Repeat the lines below exactly as they appear, but leave out the images.
## Begin Dataset extract
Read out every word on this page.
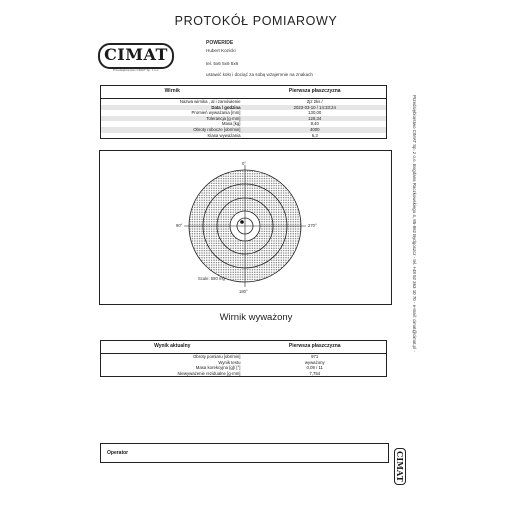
PROTOKÓŁ POMIAROWY
CIMAT
Przedsiębiorstwo CIMAT Sp. z o.o.
POWERIDE
Hubert Kozicki
tel. 5x6 5x6 5x6
ustawić koło i dociąć za sobą wzajemnie na znakach
Wirnik	Pierwsza płaszczyzna
Nazwa wirnika , al i zamówienie	Zjz 2ks /
Data / godzina	2023-03-10 / 14:33:24
Promień wyważania [mm]	130,00
Tolerancja [g·mm]	128,34
Masa [kg]	8,40
Obroty robocze [obr/min]	4000
Klasa wyważania	6,3
0°
270°
180°
90°
Scale: 580 mg
Wirnik wyważony
Wynik aktualny	Pierwsza płaszczyzna
Obroty pomiaru [obr/min]	971
Wynik testu	wyważony
Masa korekcyjna [g]/ [°]	0,09 / 11
Niewyważenie rezidualne [g·mm]	7,754
Operator
Przedsiębiorstwo CIMAT Sp. z o.o. Bogdana Raczkowskiego 4, 85-862 Bydgoszcz - tel. +48 52 363 10 70 - e-mail: cimat@cimat.pl -
CIMAT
## End Dataset extract
▶ Finished task:
Read out every word on this page.
PROTOKÓŁ POMIAROWY
CIMAT
Przedsiębiorstwo CIMAT Sp. z o.o.
POWERIDE
Hubert Kozicki
tel. 5x6 5x6 5x6
ustawić koło i dociąć za sobą wzajemnie na znakach
Wirnik	Pierwsza płaszczyzna
Nazwa wirnika , al i zamówienie	Zjz 2ks /
Data / godzina	2023-03-10 / 14:33:24
Promień wyważania [mm]	130,00
Tolerancja [g·mm]	128,34
Masa [kg]	8,40
Obroty robocze [obr/min]	4000
Klasa wyważania	6,3
0°
270°
180°
90°
Scale: 580 mg
Wirnik wyważony
Wynik aktualny	Pierwsza płaszczyzna
Obroty pomiaru [obr/min]	971
Wynik testu	wyważony
Masa korekcyjna [g]/ [°]	0,09 / 11
Niewyważenie rezidualne [g·mm]	7,754
Operator
Przedsiębiorstwo CIMAT Sp. z o.o. Bogdana Raczkowskiego 4, 85-862 Bydgoszcz - tel. +48 52 363 10 70 - e-mail: cimat@cimat.pl -
CIMAT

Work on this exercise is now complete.